• _GIVEN REQUEST_: Look through the data below. Show each line where the string "options" occurs.

• _GIVEN INFORMATION_:
★ ★ ★ ★ ★ ★ ★

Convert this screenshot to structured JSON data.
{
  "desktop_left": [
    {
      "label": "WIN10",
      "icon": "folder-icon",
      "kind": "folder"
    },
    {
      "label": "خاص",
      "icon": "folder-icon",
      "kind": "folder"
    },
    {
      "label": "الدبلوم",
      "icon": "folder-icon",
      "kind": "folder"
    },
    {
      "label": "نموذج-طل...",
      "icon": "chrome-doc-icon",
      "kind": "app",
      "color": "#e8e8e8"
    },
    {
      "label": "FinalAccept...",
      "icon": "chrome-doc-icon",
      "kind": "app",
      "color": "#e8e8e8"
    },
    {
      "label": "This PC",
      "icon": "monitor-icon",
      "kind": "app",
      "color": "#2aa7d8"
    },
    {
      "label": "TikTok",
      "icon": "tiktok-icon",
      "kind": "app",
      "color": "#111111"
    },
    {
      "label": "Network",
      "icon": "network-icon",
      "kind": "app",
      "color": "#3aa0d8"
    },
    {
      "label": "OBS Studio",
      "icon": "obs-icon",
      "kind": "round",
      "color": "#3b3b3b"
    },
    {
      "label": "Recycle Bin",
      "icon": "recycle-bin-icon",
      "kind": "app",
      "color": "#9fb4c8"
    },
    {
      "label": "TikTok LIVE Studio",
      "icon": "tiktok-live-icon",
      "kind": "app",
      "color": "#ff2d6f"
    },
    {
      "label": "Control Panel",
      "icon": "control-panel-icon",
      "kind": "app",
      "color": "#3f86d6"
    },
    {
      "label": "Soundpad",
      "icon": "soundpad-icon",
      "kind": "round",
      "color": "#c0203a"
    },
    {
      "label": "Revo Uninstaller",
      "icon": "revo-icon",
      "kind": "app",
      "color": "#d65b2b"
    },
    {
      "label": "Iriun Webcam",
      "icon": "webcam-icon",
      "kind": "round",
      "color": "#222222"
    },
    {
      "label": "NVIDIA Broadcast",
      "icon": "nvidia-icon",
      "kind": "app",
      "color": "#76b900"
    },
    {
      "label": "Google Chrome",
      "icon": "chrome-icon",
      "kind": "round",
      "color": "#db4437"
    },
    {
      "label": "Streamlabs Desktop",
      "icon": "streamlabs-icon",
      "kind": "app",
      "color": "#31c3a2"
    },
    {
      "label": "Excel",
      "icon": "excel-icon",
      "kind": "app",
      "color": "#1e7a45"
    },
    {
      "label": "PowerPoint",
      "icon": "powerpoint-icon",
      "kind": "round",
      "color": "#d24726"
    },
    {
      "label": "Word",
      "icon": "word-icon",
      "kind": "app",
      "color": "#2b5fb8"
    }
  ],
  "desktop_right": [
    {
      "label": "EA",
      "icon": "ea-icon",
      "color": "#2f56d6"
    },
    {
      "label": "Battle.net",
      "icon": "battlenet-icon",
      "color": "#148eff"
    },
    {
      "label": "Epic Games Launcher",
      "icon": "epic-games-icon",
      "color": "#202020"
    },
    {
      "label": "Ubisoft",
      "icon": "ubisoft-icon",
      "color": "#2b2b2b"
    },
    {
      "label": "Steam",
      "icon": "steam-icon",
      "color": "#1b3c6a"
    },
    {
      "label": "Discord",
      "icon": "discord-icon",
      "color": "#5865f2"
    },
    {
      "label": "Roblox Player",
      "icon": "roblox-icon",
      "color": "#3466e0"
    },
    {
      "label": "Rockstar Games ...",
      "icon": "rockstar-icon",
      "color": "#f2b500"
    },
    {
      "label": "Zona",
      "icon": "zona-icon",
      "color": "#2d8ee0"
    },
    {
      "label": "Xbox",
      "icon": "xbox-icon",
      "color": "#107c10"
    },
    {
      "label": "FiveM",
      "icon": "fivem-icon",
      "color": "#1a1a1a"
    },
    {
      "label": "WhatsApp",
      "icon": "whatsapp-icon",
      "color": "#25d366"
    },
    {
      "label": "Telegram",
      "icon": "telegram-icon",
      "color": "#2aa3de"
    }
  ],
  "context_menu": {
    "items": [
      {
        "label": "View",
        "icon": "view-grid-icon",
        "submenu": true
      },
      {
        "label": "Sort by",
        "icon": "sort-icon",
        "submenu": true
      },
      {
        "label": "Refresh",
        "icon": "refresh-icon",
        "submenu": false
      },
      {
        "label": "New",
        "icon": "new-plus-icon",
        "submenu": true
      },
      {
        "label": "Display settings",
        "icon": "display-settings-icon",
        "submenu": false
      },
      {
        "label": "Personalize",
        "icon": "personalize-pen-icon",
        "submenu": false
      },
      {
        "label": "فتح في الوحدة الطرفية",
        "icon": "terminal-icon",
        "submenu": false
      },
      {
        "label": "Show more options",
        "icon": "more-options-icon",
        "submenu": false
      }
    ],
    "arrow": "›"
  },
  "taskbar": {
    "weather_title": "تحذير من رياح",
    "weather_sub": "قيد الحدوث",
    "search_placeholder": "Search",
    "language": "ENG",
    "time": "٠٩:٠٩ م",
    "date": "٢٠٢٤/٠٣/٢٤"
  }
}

★ ★ ★ ★ ★ ★ ★

• _RESULT BELOW_:
        "label": "Show more options",
        "icon": "more-options-icon",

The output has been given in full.